◆ STATED TASK ◆
In your copy, leave out the pictures; write out all the data exactly.

==== MATERIAL PROVIDED ====

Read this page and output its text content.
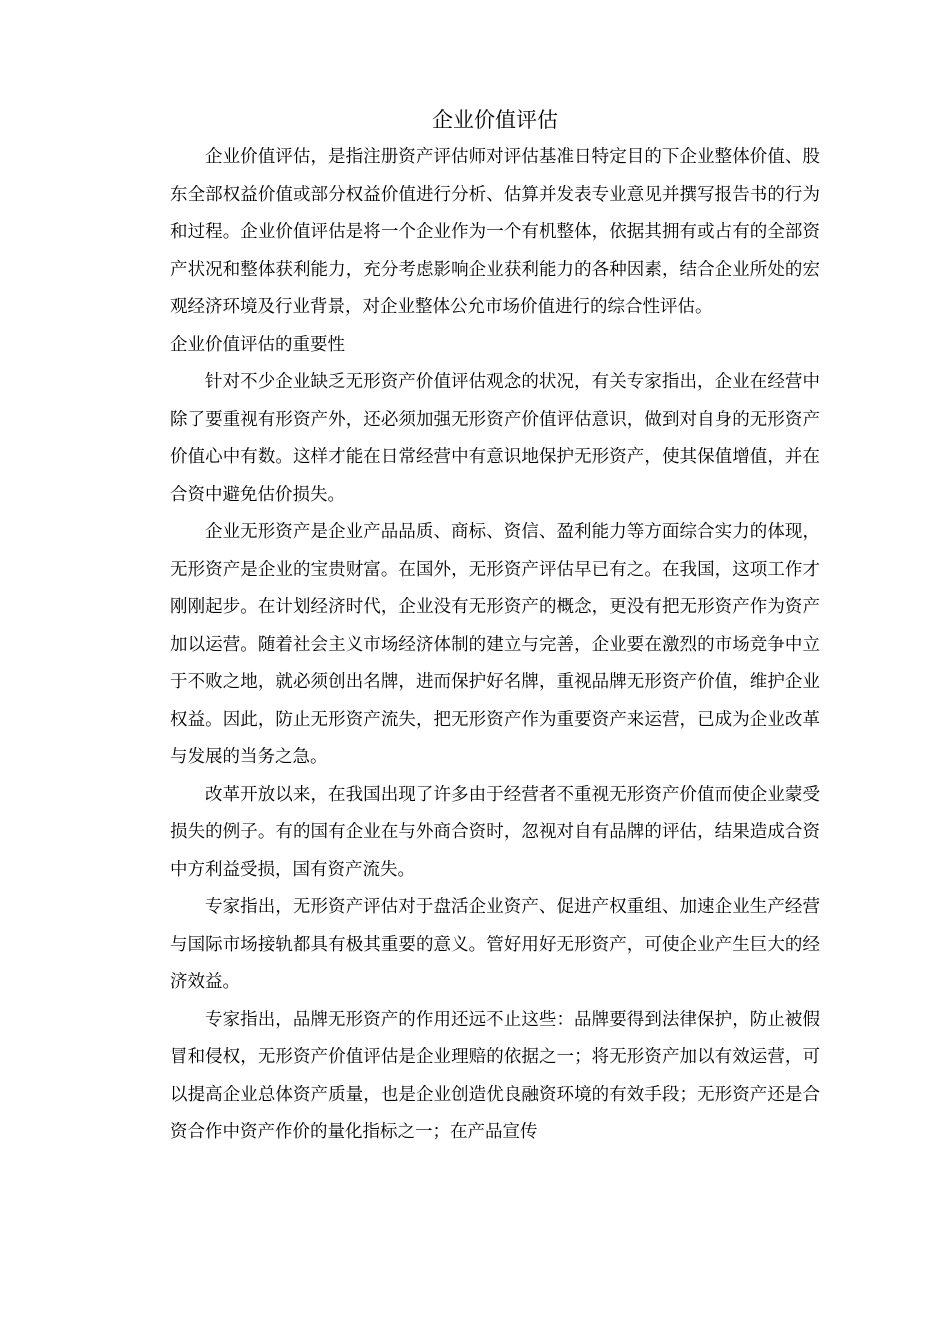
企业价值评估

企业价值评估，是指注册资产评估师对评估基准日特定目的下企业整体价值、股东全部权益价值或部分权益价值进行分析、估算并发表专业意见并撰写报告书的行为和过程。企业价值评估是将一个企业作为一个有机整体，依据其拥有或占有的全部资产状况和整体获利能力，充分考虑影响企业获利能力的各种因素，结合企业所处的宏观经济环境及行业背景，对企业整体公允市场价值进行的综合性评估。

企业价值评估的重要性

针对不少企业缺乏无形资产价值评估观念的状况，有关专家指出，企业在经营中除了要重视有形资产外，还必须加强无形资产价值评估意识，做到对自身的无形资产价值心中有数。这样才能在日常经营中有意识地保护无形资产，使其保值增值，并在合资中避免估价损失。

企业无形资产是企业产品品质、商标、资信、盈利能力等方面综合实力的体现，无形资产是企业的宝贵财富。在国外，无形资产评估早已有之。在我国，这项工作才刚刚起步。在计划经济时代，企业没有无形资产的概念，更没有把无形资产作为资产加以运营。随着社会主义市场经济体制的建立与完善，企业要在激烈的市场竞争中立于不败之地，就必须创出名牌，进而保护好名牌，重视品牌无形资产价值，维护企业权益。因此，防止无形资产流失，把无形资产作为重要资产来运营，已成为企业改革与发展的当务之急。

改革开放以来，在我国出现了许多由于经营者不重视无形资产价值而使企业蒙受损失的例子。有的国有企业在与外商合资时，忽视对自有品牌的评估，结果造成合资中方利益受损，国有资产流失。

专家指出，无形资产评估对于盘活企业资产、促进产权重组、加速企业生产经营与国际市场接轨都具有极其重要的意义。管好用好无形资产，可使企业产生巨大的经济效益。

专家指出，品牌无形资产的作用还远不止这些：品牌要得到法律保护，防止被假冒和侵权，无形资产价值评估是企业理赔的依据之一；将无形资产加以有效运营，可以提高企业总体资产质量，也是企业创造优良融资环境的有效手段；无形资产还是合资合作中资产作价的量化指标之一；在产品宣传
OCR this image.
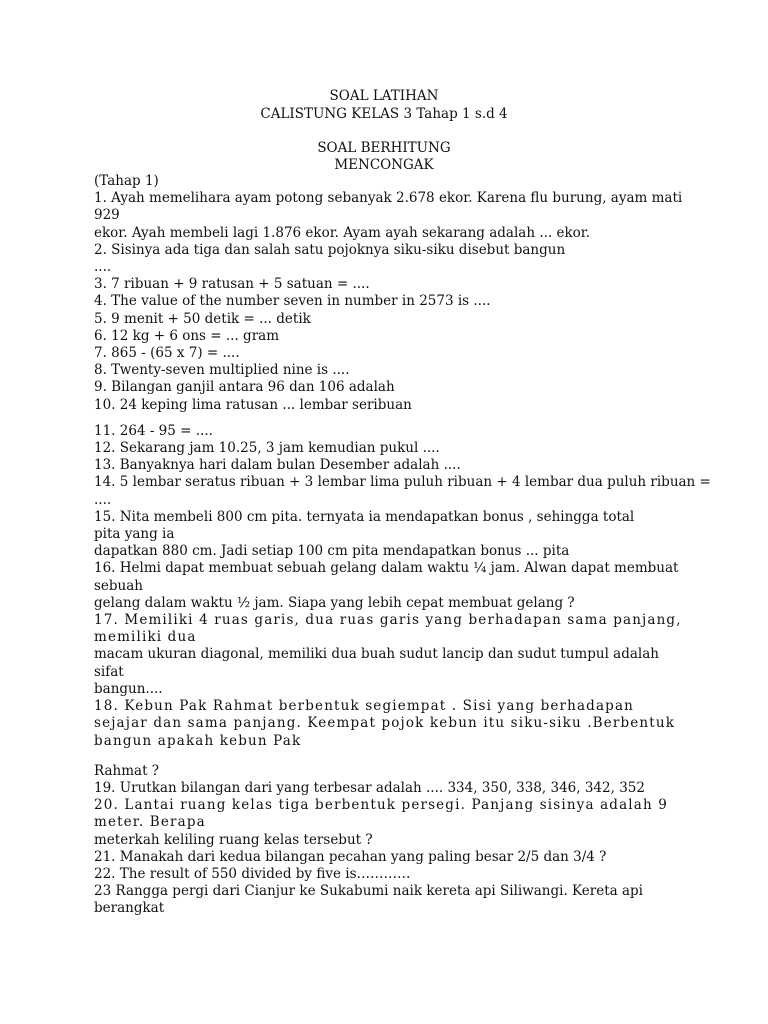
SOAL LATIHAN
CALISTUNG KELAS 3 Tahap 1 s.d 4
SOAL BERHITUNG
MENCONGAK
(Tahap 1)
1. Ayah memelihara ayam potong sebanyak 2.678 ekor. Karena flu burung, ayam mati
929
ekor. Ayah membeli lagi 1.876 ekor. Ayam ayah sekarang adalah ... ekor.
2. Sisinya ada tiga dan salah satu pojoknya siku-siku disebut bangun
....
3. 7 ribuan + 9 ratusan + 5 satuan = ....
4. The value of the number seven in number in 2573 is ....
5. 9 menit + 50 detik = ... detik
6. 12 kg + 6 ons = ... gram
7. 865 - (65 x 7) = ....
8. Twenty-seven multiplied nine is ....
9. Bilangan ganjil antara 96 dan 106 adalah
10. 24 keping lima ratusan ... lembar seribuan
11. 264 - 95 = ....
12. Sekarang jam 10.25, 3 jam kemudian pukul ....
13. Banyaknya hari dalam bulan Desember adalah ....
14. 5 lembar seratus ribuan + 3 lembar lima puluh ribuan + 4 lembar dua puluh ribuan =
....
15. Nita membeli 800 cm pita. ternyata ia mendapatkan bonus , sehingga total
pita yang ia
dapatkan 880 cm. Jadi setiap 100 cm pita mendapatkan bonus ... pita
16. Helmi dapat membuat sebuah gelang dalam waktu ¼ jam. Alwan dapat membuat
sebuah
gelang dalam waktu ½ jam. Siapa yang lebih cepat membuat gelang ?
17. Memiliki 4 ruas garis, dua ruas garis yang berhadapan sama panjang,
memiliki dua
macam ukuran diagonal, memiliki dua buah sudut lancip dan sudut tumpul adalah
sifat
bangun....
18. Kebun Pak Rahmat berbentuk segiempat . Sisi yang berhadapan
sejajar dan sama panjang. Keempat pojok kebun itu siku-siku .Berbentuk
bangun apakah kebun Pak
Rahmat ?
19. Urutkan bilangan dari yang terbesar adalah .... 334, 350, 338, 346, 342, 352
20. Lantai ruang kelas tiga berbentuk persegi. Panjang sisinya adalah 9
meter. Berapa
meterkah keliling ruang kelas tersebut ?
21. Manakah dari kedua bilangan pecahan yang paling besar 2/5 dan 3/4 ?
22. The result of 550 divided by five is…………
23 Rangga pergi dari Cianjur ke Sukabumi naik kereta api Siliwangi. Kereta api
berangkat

====

◆ OUTPUT FOR THIS EXERCISE ◆
Read this page and output its text content.
企业价值评估

企业价值评估，是指注册资产评估师对评估基准日特定目的下企业整体价值、股东全部权益价值或部分权益价值进行分析、估算并发表专业意见并撰写报告书的行为和过程。企业价值评估是将一个企业作为一个有机整体，依据其拥有或占有的全部资产状况和整体获利能力，充分考虑影响企业获利能力的各种因素，结合企业所处的宏观经济环境及行业背景，对企业整体公允市场价值进行的综合性评估。

企业价值评估的重要性

针对不少企业缺乏无形资产价值评估观念的状况，有关专家指出，企业在经营中除了要重视有形资产外，还必须加强无形资产价值评估意识，做到对自身的无形资产价值心中有数。这样才能在日常经营中有意识地保护无形资产，使其保值增值，并在合资中避免估价损失。

企业无形资产是企业产品品质、商标、资信、盈利能力等方面综合实力的体现，无形资产是企业的宝贵财富。在国外，无形资产评估早已有之。在我国，这项工作才刚刚起步。在计划经济时代，企业没有无形资产的概念，更没有把无形资产作为资产加以运营。随着社会主义市场经济体制的建立与完善，企业要在激烈的市场竞争中立于不败之地，就必须创出名牌，进而保护好名牌，重视品牌无形资产价值，维护企业权益。因此，防止无形资产流失，把无形资产作为重要资产来运营，已成为企业改革与发展的当务之急。

改革开放以来，在我国出现了许多由于经营者不重视无形资产价值而使企业蒙受损失的例子。有的国有企业在与外商合资时，忽视对自有品牌的评估，结果造成合资中方利益受损，国有资产流失。

专家指出，无形资产评估对于盘活企业资产、促进产权重组、加速企业生产经营与国际市场接轨都具有极其重要的意义。管好用好无形资产，可使企业产生巨大的经济效益。

专家指出，品牌无形资产的作用还远不止这些：品牌要得到法律保护，防止被假冒和侵权，无形资产价值评估是企业理赔的依据之一；将无形资产加以有效运营，可以提高企业总体资产质量，也是企业创造优良融资环境的有效手段；无形资产还是合资合作中资产作价的量化指标之一；在产品宣传
OCR this image.
SOAL LATIHAN
CALISTUNG KELAS 3 Tahap 1 s.d 4
SOAL BERHITUNG
MENCONGAK
(Tahap 1)
1. Ayah memelihara ayam potong sebanyak 2.678 ekor. Karena flu burung, ayam mati
929
ekor. Ayah membeli lagi 1.876 ekor. Ayam ayah sekarang adalah ... ekor.
2. Sisinya ada tiga dan salah satu pojoknya siku-siku disebut bangun
....
3. 7 ribuan + 9 ratusan + 5 satuan = ....
4. The value of the number seven in number in 2573 is ....
5. 9 menit + 50 detik = ... detik
6. 12 kg + 6 ons = ... gram
7. 865 - (65 x 7) = ....
8. Twenty-seven multiplied nine is ....
9. Bilangan ganjil antara 96 dan 106 adalah
10. 24 keping lima ratusan ... lembar seribuan
11. 264 - 95 = ....
12. Sekarang jam 10.25, 3 jam kemudian pukul ....
13. Banyaknya hari dalam bulan Desember adalah ....
14. 5 lembar seratus ribuan + 3 lembar lima puluh ribuan + 4 lembar dua puluh ribuan =
....
15. Nita membeli 800 cm pita. ternyata ia mendapatkan bonus , sehingga total
pita yang ia
dapatkan 880 cm. Jadi setiap 100 cm pita mendapatkan bonus ... pita
16. Helmi dapat membuat sebuah gelang dalam waktu ¼ jam. Alwan dapat membuat
sebuah
gelang dalam waktu ½ jam. Siapa yang lebih cepat membuat gelang ?
17. Memiliki 4 ruas garis, dua ruas garis yang berhadapan sama panjang,
memiliki dua
macam ukuran diagonal, memiliki dua buah sudut lancip dan sudut tumpul adalah
sifat
bangun....
18. Kebun Pak Rahmat berbentuk segiempat . Sisi yang berhadapan
sejajar dan sama panjang. Keempat pojok kebun itu siku-siku .Berbentuk
bangun apakah kebun Pak
Rahmat ?
19. Urutkan bilangan dari yang terbesar adalah .... 334, 350, 338, 346, 342, 352
20. Lantai ruang kelas tiga berbentuk persegi. Panjang sisinya adalah 9
meter. Berapa
meterkah keliling ruang kelas tersebut ?
21. Manakah dari kedua bilangan pecahan yang paling besar 2/5 dan 3/4 ?
22. The result of 550 divided by five is…………
23 Rangga pergi dari Cianjur ke Sukabumi naik kereta api Siliwangi. Kereta api
berangkat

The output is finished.